**AIM**
Restate each of the lines given below, word for word.

**EXCERPTED RECORDS**
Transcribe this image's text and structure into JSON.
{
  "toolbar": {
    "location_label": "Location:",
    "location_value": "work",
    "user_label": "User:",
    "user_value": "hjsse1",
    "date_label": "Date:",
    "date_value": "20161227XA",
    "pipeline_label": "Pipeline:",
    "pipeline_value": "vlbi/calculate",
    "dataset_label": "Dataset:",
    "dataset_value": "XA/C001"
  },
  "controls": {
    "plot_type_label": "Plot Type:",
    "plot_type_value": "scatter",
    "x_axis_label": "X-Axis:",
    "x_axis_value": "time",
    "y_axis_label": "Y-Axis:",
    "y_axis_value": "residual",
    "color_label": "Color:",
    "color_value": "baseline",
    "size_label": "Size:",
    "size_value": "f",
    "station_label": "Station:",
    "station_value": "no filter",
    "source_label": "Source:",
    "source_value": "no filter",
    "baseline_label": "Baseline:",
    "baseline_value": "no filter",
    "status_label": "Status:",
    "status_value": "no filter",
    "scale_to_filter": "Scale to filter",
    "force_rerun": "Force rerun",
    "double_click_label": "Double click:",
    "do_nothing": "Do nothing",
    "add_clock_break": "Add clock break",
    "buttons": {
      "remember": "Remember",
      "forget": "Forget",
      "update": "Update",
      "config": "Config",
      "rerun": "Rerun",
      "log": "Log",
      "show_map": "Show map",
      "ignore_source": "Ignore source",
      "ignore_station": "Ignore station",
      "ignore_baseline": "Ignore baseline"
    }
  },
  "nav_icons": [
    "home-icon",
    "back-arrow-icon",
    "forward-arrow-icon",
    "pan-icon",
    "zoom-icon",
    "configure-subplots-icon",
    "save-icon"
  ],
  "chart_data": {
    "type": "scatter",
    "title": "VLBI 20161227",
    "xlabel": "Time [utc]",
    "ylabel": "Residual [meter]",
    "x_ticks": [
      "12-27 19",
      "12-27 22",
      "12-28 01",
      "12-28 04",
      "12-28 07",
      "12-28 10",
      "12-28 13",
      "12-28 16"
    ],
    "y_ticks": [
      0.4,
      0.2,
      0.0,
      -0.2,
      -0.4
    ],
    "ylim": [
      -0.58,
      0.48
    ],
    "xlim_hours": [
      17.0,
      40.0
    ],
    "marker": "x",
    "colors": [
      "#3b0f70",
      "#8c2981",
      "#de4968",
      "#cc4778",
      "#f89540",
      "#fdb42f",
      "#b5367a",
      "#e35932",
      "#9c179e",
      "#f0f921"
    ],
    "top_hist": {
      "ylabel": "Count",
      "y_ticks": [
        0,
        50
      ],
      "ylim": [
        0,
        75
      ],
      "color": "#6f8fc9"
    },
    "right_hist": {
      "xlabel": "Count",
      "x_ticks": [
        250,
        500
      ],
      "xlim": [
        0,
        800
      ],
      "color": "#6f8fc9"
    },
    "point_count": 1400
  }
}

**RESULT OF THE TASK**
Transcribe this image's text and structure into JSON.
{
  "toolbar": {
    "location_label": "Location:",
    "location_value": "work",
    "user_label": "User:",
    "user_value": "hjsse1",
    "date_label": "Date:",
    "date_value": "20161227XA",
    "pipeline_label": "Pipeline:",
    "pipeline_value": "vlbi/calculate",
    "dataset_label": "Dataset:",
    "dataset_value": "XA/C001"
  },
  "controls": {
    "plot_type_label": "Plot Type:",
    "plot_type_value": "scatter",
    "x_axis_label": "X-Axis:",
    "x_axis_value": "time",
    "y_axis_label": "Y-Axis:",
    "y_axis_value": "residual",
    "color_label": "Color:",
    "color_value": "baseline",
    "size_label": "Size:",
    "size_value": "f",
    "station_label": "Station:",
    "station_value": "no filter",
    "source_label": "Source:",
    "source_value": "no filter",
    "baseline_label": "Baseline:",
    "baseline_value": "no filter",
    "status_label": "Status:",
    "status_value": "no filter",
    "scale_to_filter": "Scale to filter",
    "force_rerun": "Force rerun",
    "double_click_label": "Double click:",
    "do_nothing": "Do nothing",
    "add_clock_break": "Add clock break",
    "buttons": {
      "remember": "Remember",
      "forget": "Forget",
      "update": "Update",
      "config": "Config",
      "rerun": "Rerun",
      "log": "Log",
      "show_map": "Show map",
      "ignore_source": "Ignore source",
      "ignore_station": "Ignore station",
      "ignore_baseline": "Ignore baseline"
    }
  },
  "nav_icons": [
    "home-icon",
    "back-arrow-icon",
    "forward-arrow-icon",
    "pan-icon",
    "zoom-icon",
    "configure-subplots-icon",
    "save-icon"
  ],
  "chart_data": {
    "type": "scatter",
    "title": "VLBI 20161227",
    "xlabel": "Time [utc]",
    "ylabel": "Residual [meter]",
    "x_ticks": [
      "12-27 19",
      "12-27 22",
      "12-28 01",
      "12-28 04",
      "12-28 07",
      "12-28 10",
      "12-28 13",
      "12-28 16"
    ],
    "y_ticks": [
      0.4,
      0.2,
      0.0,
      -0.2,
      -0.4
    ],
    "ylim": [
      -0.58,
      0.48
    ],
    "xlim_hours": [
      17.0,
      40.0
    ],
    "marker": "x",
    "colors": [
      "#3b0f70",
      "#8c2981",
      "#de4968",
      "#cc4778",
      "#f89540",
      "#fdb42f",
      "#b5367a",
      "#e35932",
      "#9c179e",
      "#f0f921"
    ],
    "top_hist": {
      "ylabel": "Count",
      "y_ticks": [
        0,
        50
      ],
      "ylim": [
        0,
        75
      ],
      "color": "#6f8fc9"
    },
    "right_hist": {
      "xlabel": "Count",
      "x_ticks": [
        250,
        500
      ],
      "xlim": [
        0,
        800
      ],
      "color": "#6f8fc9"
    },
    "point_count": 1400
  }
}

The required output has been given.